# GOAL:
Locate the string "values" throughout the material and copy every line in which it occurs.

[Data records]

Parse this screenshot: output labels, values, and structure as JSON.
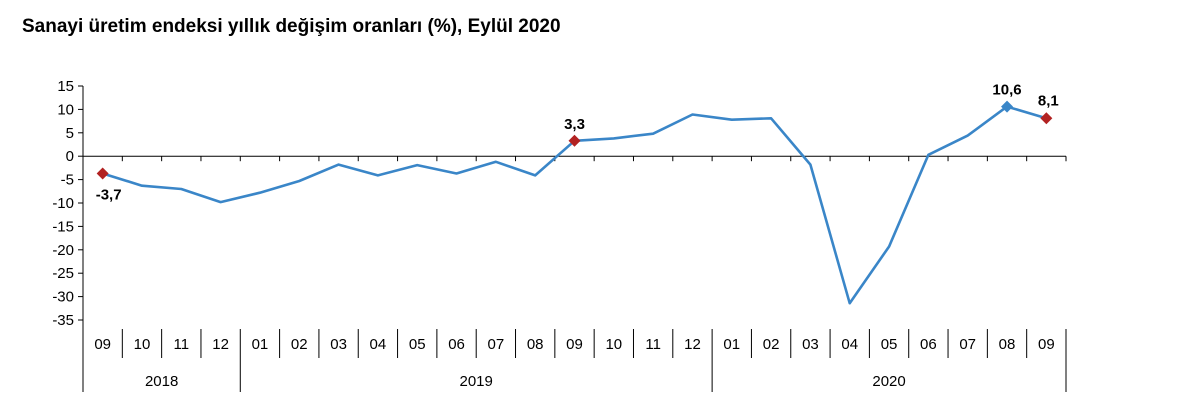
{
  "chart_data": {
    "type": "line",
    "title": "Sanayi üretim endeksi  yıllık değişim oranları (%), Eylül 2020",
    "ylim": [
      -35,
      15
    ],
    "yticks": [
      15,
      10,
      5,
      0,
      -5,
      -10,
      -15,
      -20,
      -25,
      -30,
      -35
    ],
    "grid": false,
    "categories": [
      "09",
      "10",
      "11",
      "12",
      "01",
      "02",
      "03",
      "04",
      "05",
      "06",
      "07",
      "08",
      "09",
      "10",
      "11",
      "12",
      "01",
      "02",
      "03",
      "04",
      "05",
      "06",
      "07",
      "08",
      "09"
    ],
    "years": [
      {
        "label": "2018",
        "span": 4
      },
      {
        "label": "2019",
        "span": 12
      },
      {
        "label": "2020",
        "span": 9
      }
    ],
    "series": [
      {
        "values": [
          -3.7,
          -6.3,
          -7.0,
          -9.8,
          -7.8,
          -5.3,
          -1.8,
          -4.1,
          -1.9,
          -3.7,
          -1.2,
          -4.1,
          3.3,
          3.8,
          4.8,
          8.9,
          7.8,
          8.1,
          -1.8,
          -31.4,
          -19.3,
          0.3,
          4.4,
          10.6,
          8.1
        ],
        "color": "#3a86c8"
      }
    ],
    "highlights": [
      {
        "index": 0,
        "label": "-3,7",
        "color": "#b22222",
        "shape": "diamond"
      },
      {
        "index": 12,
        "label": "3,3",
        "color": "#b22222",
        "shape": "diamond"
      },
      {
        "index": 23,
        "label": "10,6",
        "color": "#3a86c8",
        "shape": "diamond"
      },
      {
        "index": 24,
        "label": "8,1",
        "color": "#b22222",
        "shape": "diamond"
      }
    ]
  }
}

# EXERCISE OUTPUT:
Parse this screenshot: output labels, values, and structure as JSON.
        "values": [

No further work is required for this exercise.